▶ WRITTEN REQUEST
Look through the material and copy each line holding "length".

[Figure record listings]
○ ○ ○ ○

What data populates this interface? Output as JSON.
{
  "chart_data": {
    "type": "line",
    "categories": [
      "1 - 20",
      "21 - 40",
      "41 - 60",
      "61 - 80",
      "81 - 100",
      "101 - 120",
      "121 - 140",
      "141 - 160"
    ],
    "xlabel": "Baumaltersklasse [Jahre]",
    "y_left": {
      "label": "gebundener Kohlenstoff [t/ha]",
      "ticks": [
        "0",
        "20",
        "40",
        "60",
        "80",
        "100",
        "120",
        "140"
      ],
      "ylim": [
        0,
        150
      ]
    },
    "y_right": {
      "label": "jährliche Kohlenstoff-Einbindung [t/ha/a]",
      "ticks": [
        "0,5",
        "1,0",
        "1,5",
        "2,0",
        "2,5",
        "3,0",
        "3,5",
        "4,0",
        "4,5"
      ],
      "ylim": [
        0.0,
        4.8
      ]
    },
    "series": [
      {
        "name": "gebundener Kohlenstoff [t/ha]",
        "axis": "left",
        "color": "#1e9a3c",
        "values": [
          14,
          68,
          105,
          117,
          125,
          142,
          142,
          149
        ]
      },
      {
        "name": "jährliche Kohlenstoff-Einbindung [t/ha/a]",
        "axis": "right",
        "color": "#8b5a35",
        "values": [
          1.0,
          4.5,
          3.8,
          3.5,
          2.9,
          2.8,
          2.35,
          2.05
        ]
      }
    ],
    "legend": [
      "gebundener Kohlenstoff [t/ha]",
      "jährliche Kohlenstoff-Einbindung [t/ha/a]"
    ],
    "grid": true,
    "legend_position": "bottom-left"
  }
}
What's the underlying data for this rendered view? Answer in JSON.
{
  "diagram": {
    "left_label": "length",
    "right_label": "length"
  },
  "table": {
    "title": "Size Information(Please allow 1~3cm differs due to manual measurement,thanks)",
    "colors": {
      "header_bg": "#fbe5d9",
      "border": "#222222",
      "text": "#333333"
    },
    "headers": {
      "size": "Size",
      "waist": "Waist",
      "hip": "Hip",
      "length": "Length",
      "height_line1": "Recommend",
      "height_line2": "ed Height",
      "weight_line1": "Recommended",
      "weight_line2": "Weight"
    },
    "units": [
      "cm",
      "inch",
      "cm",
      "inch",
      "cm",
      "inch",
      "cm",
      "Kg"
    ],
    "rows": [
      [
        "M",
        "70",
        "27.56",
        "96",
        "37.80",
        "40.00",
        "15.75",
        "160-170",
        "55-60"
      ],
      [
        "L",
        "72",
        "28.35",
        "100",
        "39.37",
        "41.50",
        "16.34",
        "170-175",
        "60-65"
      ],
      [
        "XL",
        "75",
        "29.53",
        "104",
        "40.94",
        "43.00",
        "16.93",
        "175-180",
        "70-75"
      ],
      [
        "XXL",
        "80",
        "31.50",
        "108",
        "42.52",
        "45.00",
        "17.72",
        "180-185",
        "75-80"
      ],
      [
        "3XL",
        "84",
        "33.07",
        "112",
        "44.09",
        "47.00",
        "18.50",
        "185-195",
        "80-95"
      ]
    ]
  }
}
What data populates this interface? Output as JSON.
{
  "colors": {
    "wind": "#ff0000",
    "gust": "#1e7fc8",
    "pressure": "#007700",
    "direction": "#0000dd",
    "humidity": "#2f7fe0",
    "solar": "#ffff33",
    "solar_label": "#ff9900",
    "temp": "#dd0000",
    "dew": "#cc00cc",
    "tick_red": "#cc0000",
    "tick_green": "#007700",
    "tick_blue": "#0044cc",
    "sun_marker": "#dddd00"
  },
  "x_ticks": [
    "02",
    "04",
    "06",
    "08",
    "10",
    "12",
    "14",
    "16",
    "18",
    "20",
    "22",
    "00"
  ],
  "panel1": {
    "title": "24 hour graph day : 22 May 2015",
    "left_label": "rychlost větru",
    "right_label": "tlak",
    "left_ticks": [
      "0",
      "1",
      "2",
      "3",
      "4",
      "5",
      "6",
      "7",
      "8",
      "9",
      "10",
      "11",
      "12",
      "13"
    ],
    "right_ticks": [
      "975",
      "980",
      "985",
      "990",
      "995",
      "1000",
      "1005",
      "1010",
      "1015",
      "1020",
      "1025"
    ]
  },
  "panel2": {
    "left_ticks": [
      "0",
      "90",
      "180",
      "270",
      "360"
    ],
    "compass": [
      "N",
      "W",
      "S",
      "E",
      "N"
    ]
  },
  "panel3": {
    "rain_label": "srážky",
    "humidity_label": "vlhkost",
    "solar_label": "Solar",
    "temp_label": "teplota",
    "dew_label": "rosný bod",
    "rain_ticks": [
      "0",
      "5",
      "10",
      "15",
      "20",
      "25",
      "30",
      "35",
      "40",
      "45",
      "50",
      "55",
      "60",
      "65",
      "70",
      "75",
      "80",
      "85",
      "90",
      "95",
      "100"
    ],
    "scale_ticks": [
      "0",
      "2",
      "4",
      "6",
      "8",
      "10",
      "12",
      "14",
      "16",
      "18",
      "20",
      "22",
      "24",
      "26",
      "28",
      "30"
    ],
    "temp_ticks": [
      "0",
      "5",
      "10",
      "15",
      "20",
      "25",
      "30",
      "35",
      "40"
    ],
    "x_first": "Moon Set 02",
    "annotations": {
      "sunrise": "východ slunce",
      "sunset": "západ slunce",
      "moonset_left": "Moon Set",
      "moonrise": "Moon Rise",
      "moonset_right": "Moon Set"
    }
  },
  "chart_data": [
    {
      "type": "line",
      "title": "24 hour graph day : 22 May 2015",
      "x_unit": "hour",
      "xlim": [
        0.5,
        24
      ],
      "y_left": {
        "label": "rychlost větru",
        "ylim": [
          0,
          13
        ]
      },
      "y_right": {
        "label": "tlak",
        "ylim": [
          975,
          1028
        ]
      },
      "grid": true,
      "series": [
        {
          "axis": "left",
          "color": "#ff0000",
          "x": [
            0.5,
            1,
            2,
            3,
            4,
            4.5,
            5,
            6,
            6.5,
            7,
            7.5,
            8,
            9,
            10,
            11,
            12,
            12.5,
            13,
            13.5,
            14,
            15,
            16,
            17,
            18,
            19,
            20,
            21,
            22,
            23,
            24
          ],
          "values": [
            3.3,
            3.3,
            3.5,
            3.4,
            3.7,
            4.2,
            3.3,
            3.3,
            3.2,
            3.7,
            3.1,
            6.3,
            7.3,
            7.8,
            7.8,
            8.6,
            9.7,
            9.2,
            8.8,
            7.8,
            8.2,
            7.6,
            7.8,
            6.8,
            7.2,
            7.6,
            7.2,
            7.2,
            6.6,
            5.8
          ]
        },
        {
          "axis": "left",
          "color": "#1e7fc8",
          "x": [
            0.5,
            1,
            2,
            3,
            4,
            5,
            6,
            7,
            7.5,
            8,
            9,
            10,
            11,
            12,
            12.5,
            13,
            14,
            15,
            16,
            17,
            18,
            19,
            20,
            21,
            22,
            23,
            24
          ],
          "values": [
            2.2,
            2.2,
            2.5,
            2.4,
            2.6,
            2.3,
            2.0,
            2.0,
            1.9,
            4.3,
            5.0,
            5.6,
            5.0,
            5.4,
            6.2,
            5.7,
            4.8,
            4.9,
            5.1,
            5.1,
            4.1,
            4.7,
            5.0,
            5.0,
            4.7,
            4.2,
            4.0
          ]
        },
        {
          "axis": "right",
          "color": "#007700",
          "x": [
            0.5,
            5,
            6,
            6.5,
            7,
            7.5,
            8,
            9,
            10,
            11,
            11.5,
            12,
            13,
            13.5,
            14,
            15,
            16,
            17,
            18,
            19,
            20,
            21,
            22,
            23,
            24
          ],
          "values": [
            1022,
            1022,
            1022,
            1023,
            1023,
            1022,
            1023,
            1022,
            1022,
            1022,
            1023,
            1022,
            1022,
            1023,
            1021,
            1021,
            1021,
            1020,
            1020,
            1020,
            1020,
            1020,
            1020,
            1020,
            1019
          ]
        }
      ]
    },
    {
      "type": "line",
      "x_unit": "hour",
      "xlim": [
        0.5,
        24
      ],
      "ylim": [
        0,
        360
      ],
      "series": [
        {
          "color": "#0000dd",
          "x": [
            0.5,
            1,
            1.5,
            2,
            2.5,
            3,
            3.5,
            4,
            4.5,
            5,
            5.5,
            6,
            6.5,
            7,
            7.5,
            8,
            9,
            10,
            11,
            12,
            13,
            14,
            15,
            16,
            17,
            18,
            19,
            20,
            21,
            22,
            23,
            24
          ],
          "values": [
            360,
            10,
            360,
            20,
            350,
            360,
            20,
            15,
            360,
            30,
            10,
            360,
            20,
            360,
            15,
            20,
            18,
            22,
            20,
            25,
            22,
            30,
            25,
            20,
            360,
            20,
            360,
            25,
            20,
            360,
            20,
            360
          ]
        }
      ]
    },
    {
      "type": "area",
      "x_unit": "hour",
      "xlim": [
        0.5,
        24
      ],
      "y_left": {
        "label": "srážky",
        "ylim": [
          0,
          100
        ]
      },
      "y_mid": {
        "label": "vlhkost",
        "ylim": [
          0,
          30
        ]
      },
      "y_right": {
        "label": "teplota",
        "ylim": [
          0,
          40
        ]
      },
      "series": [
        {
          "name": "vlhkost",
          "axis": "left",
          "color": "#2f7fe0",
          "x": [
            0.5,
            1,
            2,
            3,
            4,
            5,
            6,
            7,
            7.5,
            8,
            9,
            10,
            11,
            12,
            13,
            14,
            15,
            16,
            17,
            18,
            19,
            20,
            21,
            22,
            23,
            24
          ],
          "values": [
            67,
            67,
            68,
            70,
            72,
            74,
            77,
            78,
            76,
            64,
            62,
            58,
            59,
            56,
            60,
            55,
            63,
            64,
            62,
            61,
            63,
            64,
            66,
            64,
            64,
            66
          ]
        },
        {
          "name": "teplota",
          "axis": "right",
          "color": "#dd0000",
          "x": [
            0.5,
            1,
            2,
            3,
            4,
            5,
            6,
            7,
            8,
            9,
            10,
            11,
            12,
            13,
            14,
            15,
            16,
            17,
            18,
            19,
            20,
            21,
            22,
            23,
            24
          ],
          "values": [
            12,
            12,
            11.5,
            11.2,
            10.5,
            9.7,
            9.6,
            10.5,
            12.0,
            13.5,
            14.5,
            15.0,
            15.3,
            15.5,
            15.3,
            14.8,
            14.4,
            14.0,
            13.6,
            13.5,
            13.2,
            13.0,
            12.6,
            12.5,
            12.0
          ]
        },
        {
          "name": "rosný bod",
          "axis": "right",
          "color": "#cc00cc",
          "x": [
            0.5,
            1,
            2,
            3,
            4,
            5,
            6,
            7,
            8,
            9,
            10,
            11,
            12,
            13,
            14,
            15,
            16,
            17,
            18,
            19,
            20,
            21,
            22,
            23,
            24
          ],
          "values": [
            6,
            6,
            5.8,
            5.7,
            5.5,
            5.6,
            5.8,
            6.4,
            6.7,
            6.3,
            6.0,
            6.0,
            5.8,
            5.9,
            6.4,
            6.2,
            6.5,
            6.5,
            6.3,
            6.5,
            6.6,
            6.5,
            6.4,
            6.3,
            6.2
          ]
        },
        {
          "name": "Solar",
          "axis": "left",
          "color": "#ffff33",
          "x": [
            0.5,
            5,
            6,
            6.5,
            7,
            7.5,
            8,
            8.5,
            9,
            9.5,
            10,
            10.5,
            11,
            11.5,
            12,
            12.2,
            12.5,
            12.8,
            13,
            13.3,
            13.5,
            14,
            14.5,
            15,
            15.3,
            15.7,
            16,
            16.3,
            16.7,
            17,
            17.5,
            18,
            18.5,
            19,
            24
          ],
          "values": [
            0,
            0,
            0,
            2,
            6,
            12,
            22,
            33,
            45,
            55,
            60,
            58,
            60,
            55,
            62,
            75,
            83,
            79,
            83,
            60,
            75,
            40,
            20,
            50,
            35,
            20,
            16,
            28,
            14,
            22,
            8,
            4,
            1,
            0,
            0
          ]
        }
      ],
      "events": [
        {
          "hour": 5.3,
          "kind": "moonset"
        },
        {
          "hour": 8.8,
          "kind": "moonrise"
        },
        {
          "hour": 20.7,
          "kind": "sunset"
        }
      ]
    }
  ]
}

○ ○ ○ ○

▶ EXERCISE RESPONSE
    "left_label": "length",
    "right_label": "length"
      "length": "Length",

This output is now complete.